**SET TASK**
Below are records. Copy every line with "Always" in it.

Records that describe figures:
+-------+

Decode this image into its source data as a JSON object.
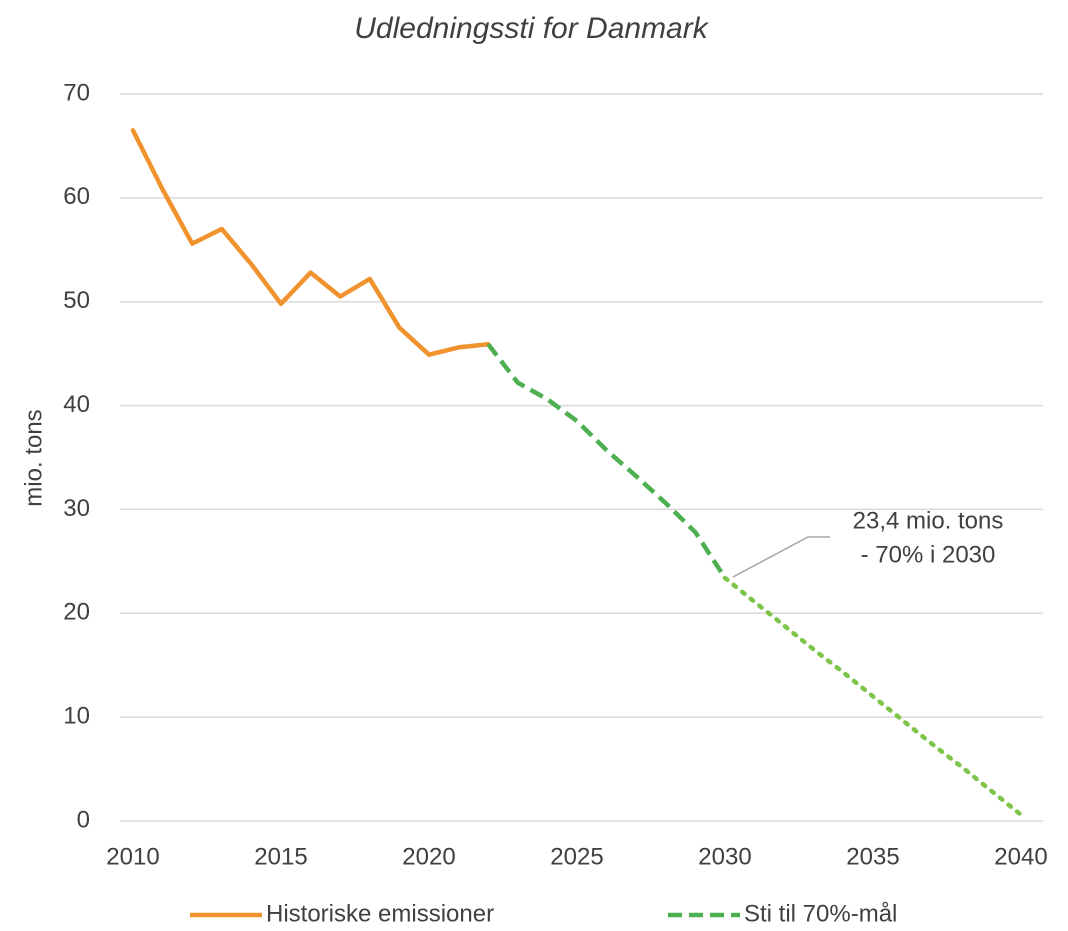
{
  "chart_data": {
    "type": "line",
    "title": "Udledningssti for Danmark",
    "y_label": "mio. tons",
    "x": [
      2010,
      2011,
      2012,
      2013,
      2014,
      2015,
      2016,
      2017,
      2018,
      2019,
      2020,
      2021,
      2022,
      2023,
      2024,
      2025,
      2026,
      2027,
      2028,
      2029,
      2030,
      2031,
      2032,
      2033,
      2034,
      2035,
      2036,
      2037,
      2038,
      2039,
      2040
    ],
    "xlim": [
      2010,
      2040
    ],
    "xticks": [
      2010,
      2015,
      2020,
      2025,
      2030,
      2035,
      2040
    ],
    "ylim": [
      0,
      70
    ],
    "yticks": [
      0,
      10,
      20,
      30,
      40,
      50,
      60,
      70
    ],
    "grid": true,
    "legend": "bottom",
    "series": [
      {
        "name": "Historiske emissioner",
        "color": "#f0922e",
        "style": "solid",
        "values": [
          66.5,
          60.8,
          55.6,
          57.0,
          53.6,
          49.8,
          52.8,
          50.5,
          52.2,
          47.5,
          44.9,
          45.6,
          45.9,
          null,
          null,
          null,
          null,
          null,
          null,
          null,
          null,
          null,
          null,
          null,
          null,
          null,
          null,
          null,
          null,
          null,
          null
        ]
      },
      {
        "name": "Sti til 70%-mål",
        "color": "#4caf50",
        "style": "dashed",
        "values": [
          null,
          null,
          null,
          null,
          null,
          null,
          null,
          null,
          null,
          null,
          null,
          null,
          45.9,
          42.2,
          40.6,
          38.5,
          35.7,
          33.2,
          30.6,
          27.8,
          23.4,
          null,
          null,
          null,
          null,
          null,
          null,
          null,
          null,
          null,
          null
        ]
      },
      {
        "color": "#7dc54a",
        "style": "dotted",
        "values": [
          null,
          null,
          null,
          null,
          null,
          null,
          null,
          null,
          null,
          null,
          null,
          null,
          null,
          null,
          null,
          null,
          null,
          null,
          null,
          null,
          23.4,
          21.1,
          18.8,
          16.5,
          14.3,
          12.0,
          9.7,
          7.4,
          5.2,
          2.9,
          0.6
        ]
      }
    ],
    "annotation": [
      "23,4 mio. tons",
      "- 70% i 2030"
    ]
  }
}
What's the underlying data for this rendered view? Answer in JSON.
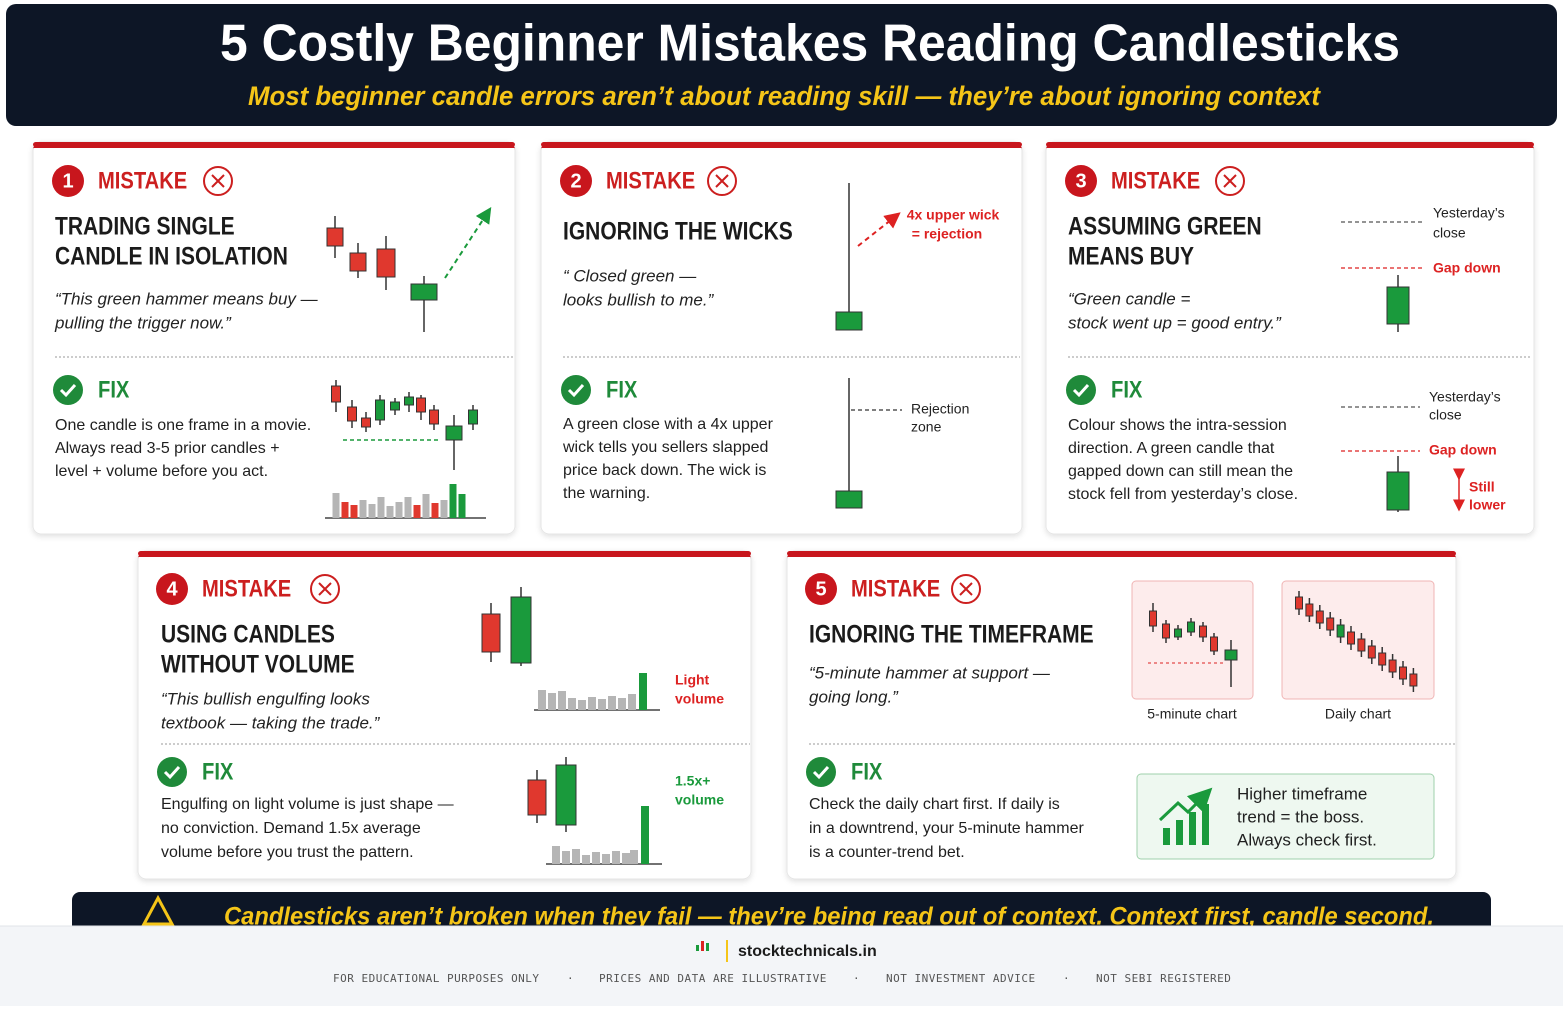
{
  "header": {
    "title": "5 Costly Beginner Mistakes Reading Candlesticks",
    "subtitle": "Most beginner candle errors aren’t about reading skill — they’re about ignoring context"
  },
  "cards": [
    {
      "number": "1",
      "mistake_label": "MISTAKE",
      "heading": [
        "TRADING SINGLE",
        "CANDLE IN ISOLATION"
      ],
      "quote": [
        "“This green hammer means buy —",
        "pulling the trigger now.”"
      ],
      "fix_label": "FIX",
      "fix_text": [
        "One candle is one frame in a movie.",
        "Always read 3-5 prior candles +",
        "level + volume before you act."
      ]
    },
    {
      "number": "2",
      "mistake_label": "MISTAKE",
      "heading": [
        "IGNORING THE WICKS"
      ],
      "quote": [
        "“ Closed green —",
        "looks bullish to me.”"
      ],
      "annotation": [
        "4x upper wick",
        "= rejection"
      ],
      "fix_label": "FIX",
      "fix_text": [
        "A green close with a 4x upper",
        "wick tells you sellers slapped",
        "price back down. The wick is",
        "the warning."
      ],
      "fix_annotation": [
        "Rejection",
        "zone"
      ]
    },
    {
      "number": "3",
      "mistake_label": "MISTAKE",
      "heading": [
        "ASSUMING GREEN",
        "MEANS BUY"
      ],
      "quote": [
        "“Green candle =",
        "stock went up = good entry.”"
      ],
      "annotation": {
        "close": [
          "Yesterday’s",
          "close"
        ],
        "gap": "Gap down"
      },
      "fix_label": "FIX",
      "fix_text": [
        "Colour shows the intra-session",
        "direction. A green candle that",
        "gapped down can still mean the",
        "stock fell from yesterday’s close."
      ],
      "fix_annotation": {
        "close": [
          "Yesterday’s",
          "close"
        ],
        "gap": "Gap down",
        "lower": [
          "Still",
          "lower"
        ]
      }
    },
    {
      "number": "4",
      "mistake_label": "MISTAKE",
      "heading": [
        "USING CANDLES",
        "WITHOUT VOLUME"
      ],
      "quote": [
        "“This bullish engulfing looks",
        "textbook — taking the trade.”"
      ],
      "annotation": [
        "Light",
        "volume"
      ],
      "fix_label": "FIX",
      "fix_text": [
        "Engulfing on light volume is just shape —",
        "no conviction. Demand 1.5x average",
        "volume before you trust the pattern."
      ],
      "fix_annotation": [
        "1.5x+",
        "volume"
      ]
    },
    {
      "number": "5",
      "mistake_label": "MISTAKE",
      "heading": [
        "IGNORING THE TIMEFRAME"
      ],
      "quote": [
        "“5-minute hammer at support —",
        "going long.”"
      ],
      "chart_labels": [
        "5-minute chart",
        "Daily chart"
      ],
      "fix_label": "FIX",
      "fix_text": [
        "Check the daily chart first. If daily is",
        "in a downtrend, your 5-minute hammer",
        "is a counter-trend bet."
      ],
      "callout": [
        "Higher timeframe",
        "trend = the boss.",
        "Always check first."
      ]
    }
  ],
  "banner": "Candlesticks aren’t broken when they fail — they’re being read out of context. Context first, candle second.",
  "footer": {
    "brand": "stocktechnicals.in",
    "disclaimers": [
      "FOR EDUCATIONAL PURPOSES ONLY",
      "PRICES AND DATA ARE ILLUSTRATIVE",
      "NOT INVESTMENT ADVICE",
      "NOT SEBI REGISTERED"
    ],
    "separator": "·"
  }
}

+-------+

**ANSWER TO THIS PROBLEM**
        "Always read 3-5 prior candles +",
        "Always check first."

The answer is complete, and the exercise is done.